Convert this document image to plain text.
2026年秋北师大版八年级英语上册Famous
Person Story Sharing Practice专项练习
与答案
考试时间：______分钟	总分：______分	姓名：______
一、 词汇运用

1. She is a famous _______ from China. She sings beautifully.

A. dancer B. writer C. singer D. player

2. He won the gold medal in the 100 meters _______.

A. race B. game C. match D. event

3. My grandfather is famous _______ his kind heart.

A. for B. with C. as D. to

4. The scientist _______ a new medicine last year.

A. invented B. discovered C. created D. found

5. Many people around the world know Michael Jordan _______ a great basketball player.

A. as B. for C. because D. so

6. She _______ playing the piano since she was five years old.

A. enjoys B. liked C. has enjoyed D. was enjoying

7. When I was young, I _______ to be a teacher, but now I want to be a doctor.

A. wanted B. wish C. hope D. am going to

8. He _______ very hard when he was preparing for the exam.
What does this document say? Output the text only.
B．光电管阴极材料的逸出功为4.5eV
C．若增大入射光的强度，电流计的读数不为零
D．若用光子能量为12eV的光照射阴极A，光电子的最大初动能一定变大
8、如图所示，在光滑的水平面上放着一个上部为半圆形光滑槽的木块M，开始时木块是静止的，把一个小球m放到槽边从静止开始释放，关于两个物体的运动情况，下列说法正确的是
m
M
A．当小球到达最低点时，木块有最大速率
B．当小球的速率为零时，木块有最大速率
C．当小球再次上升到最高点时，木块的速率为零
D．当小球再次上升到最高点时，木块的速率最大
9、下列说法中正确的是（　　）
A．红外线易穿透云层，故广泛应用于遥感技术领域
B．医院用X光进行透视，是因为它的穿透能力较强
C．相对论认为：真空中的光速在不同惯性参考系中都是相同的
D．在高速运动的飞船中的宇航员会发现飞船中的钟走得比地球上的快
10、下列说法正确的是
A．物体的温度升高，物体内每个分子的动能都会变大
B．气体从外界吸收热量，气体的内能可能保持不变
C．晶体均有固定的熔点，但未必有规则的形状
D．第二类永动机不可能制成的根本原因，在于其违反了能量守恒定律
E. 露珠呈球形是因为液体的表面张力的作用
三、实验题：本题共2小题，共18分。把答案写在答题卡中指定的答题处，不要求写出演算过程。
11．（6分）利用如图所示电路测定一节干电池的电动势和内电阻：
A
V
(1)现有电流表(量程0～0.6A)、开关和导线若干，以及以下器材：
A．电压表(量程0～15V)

• [STATED EXERCISE] In the listing, find every line containing the word "下列说法正确的是" and list it.

• [FULL OUTPUT]
8、如图所示，在光滑的水平面上放着一个上部为半圆形光滑槽的木块M，开始时木块是静止的，把一个小球m放到槽边从静止开始释放，关于两个物体的运动情况，下列说法正确的是
10、下列说法正确的是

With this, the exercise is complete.